Items listed in a dataset:
━━━━

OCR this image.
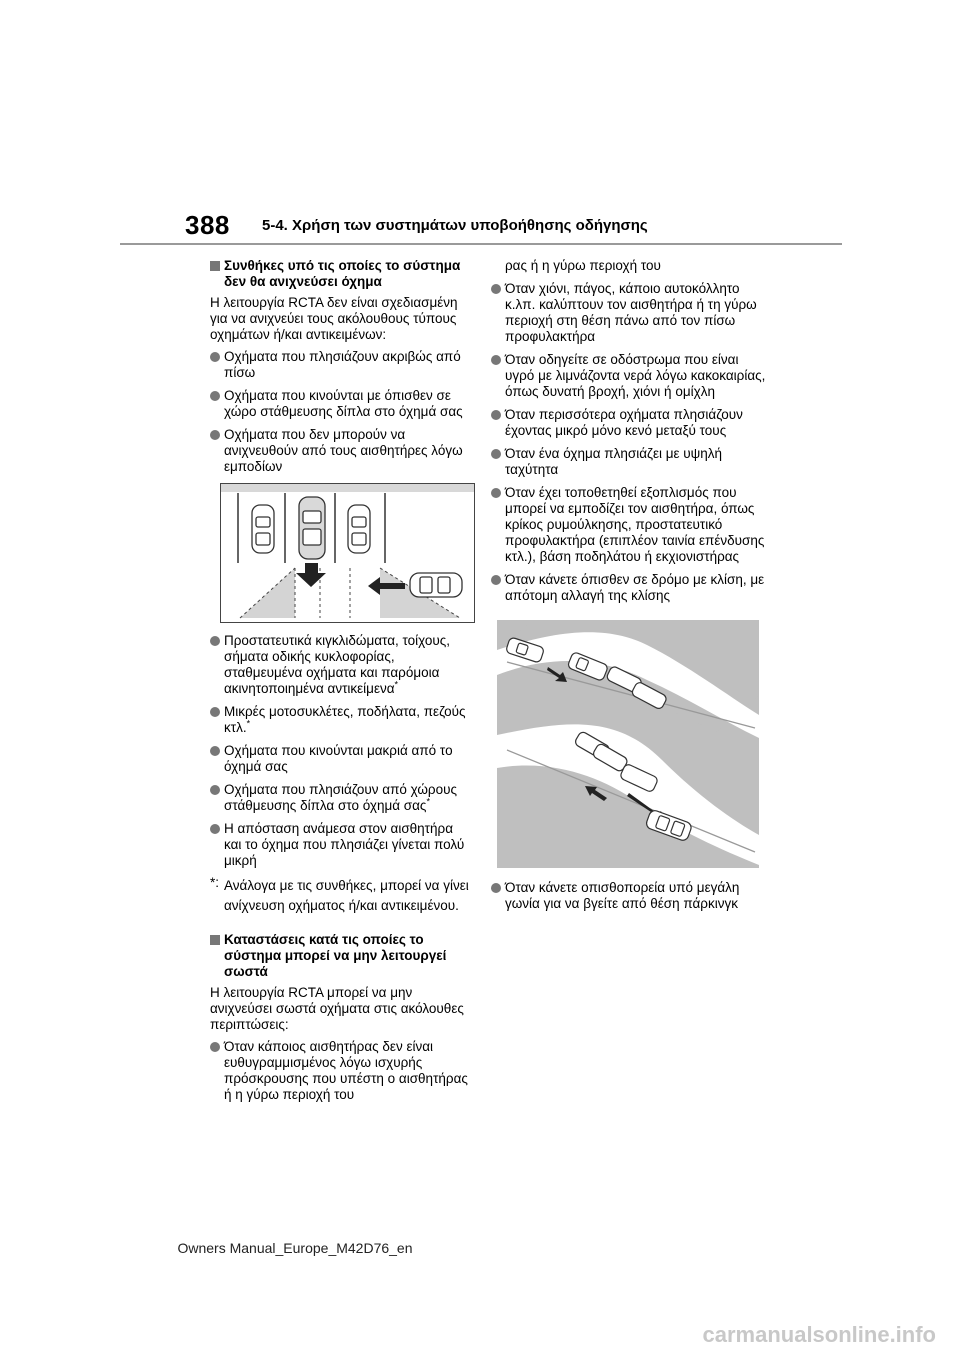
388 5-4. Χρήση των συστημάτων υποβοήθησης οδήγησης
Συνθήκες υπό τις οποίες το σύστημα δεν θα ανιχνεύσει όχημα
Η λειτουργία RCTA δεν είναι σχεδιασμένη για να ανιχνεύει τους ακόλουθους τύπους οχημάτων ή/και αντικειμένων:
Οχήματα που πλησιάζουν ακριβώς από πίσω
Οχήματα που κινούνται με όπισθεν σε χώρο στάθμευσης δίπλα στο όχημά σας
Οχήματα που δεν μπορούν να ανιχνευθούν από τους αισθητήρες λόγω εμποδίων
Προστατευτικά κιγκλιδώματα, τοίχους, σήματα οδικής κυκλοφορίας, σταθμευμένα οχήματα και παρόμοια ακινητοποιημένα αντικείμενα*
Μικρές μοτοσυκλέτες, ποδήλατα, πεζούς κτλ.*
Οχήματα που κινούνται μακριά από το όχημά σας
Οχήματα που πλησιάζουν από χώρους στάθμευσης δίπλα στο όχημά σας*
Η απόσταση ανάμεσα στον αισθητήρα και το όχημα που πλησιάζει γίνεται πολύ μικρή
*: Ανάλογα με τις συνθήκες, μπορεί να γίνει ανίχνευση οχήματος ή/και αντικειμένου.
Καταστάσεις κατά τις οποίες το σύστημα μπορεί να μην λειτουργεί σωστά
Η λειτουργία RCTA μπορεί να μην ανιχνεύσει σωστά οχήματα στις ακόλουθες περιπτώσεις:
Όταν κάποιος αισθητήρας δεν είναι ευθυγραμμισμένος λόγω ισχυρής πρόσκρουσης που υπέστη ο αισθητήρας ή η γύρω περιοχή του
ρας ή η γύρω περιοχή του
Όταν χιόνι, πάγος, κάποιο αυτοκόλλητο κ.λπ. καλύπτουν τον αισθητήρα ή τη γύρω περιοχή στη θέση πάνω από τον πίσω προφυλακτήρα
Όταν οδηγείτε σε οδόστρωμα που είναι υγρό με λιμνάζοντα νερά λόγω κακοκαιρίας, όπως δυνατή βροχή, χιόνι ή ομίχλη
Όταν περισσότερα οχήματα πλησιάζουν έχοντας μικρό μόνο κενό μεταξύ τους
Όταν ένα όχημα πλησιάζει με υψηλή ταχύτητα
Όταν έχει τοποθετηθεί εξοπλισμός που μπορεί να εμποδίζει τον αισθητήρα, όπως κρίκος ρυμούλκησης, προστατευτικό προφυλακτήρα (επιπλέον ταινία επένδυσης κτλ.), βάση ποδηλάτου ή εκχιονιστήρας
Όταν κάνετε όπισθεν σε δρόμο με κλίση, με απότομη αλλαγή της κλίσης
Όταν κάνετε οπισθοπορεία υπό μεγάλη γωνία για να βγείτε από θέση πάρκινγκ
Owners Manual_Europe_M42D76_en
carmanualsonline.info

━━━━

# [WHAT YOU HAVE TO DO]
Reproduce all of the material above word for word. Omit the pictures.

# [THE RESPONSE]
OCR this image.
388 5-4. Χρήση των συστημάτων υποβοήθησης οδήγησης
Συνθήκες υπό τις οποίες το σύστημα δεν θα ανιχνεύσει όχημα
Η λειτουργία RCTA δεν είναι σχεδιασμένη για να ανιχνεύει τους ακόλουθους τύπους οχημάτων ή/και αντικειμένων:
Οχήματα που πλησιάζουν ακριβώς από πίσω
Οχήματα που κινούνται με όπισθεν σε χώρο στάθμευσης δίπλα στο όχημά σας
Οχήματα που δεν μπορούν να ανιχνευθούν από τους αισθητήρες λόγω εμποδίων
Προστατευτικά κιγκλιδώματα, τοίχους, σήματα οδικής κυκλοφορίας, σταθμευμένα οχήματα και παρόμοια ακινητοποιημένα αντικείμενα*
Μικρές μοτοσυκλέτες, ποδήλατα, πεζούς κτλ.*
Οχήματα που κινούνται μακριά από το όχημά σας
Οχήματα που πλησιάζουν από χώρους στάθμευσης δίπλα στο όχημά σας*
Η απόσταση ανάμεσα στον αισθητήρα και το όχημα που πλησιάζει γίνεται πολύ μικρή
*: Ανάλογα με τις συνθήκες, μπορεί να γίνει ανίχνευση οχήματος ή/και αντικειμένου.
Καταστάσεις κατά τις οποίες το σύστημα μπορεί να μην λειτουργεί σωστά
Η λειτουργία RCTA μπορεί να μην ανιχνεύσει σωστά οχήματα στις ακόλουθες περιπτώσεις:
Όταν κάποιος αισθητήρας δεν είναι ευθυγραμμισμένος λόγω ισχυρής πρόσκρουσης που υπέστη ο αισθητήρας ή η γύρω περιοχή του
ρας ή η γύρω περιοχή του
Όταν χιόνι, πάγος, κάποιο αυτοκόλλητο κ.λπ. καλύπτουν τον αισθητήρα ή τη γύρω περιοχή στη θέση πάνω από τον πίσω προφυλακτήρα
Όταν οδηγείτε σε οδόστρωμα που είναι υγρό με λιμνάζοντα νερά λόγω κακοκαιρίας, όπως δυνατή βροχή, χιόνι ή ομίχλη
Όταν περισσότερα οχήματα πλησιάζουν έχοντας μικρό μόνο κενό μεταξύ τους
Όταν ένα όχημα πλησιάζει με υψηλή ταχύτητα
Όταν έχει τοποθετηθεί εξοπλισμός που μπορεί να εμποδίζει τον αισθητήρα, όπως κρίκος ρυμούλκησης, προστατευτικό προφυλακτήρα (επιπλέον ταινία επένδυσης κτλ.), βάση ποδηλάτου ή εκχιονιστήρας
Όταν κάνετε όπισθεν σε δρόμο με κλίση, με απότομη αλλαγή της κλίσης
Όταν κάνετε οπισθοπορεία υπό μεγάλη γωνία για να βγείτε από θέση πάρκινγκ
Owners Manual_Europe_M42D76_en
carmanualsonline.info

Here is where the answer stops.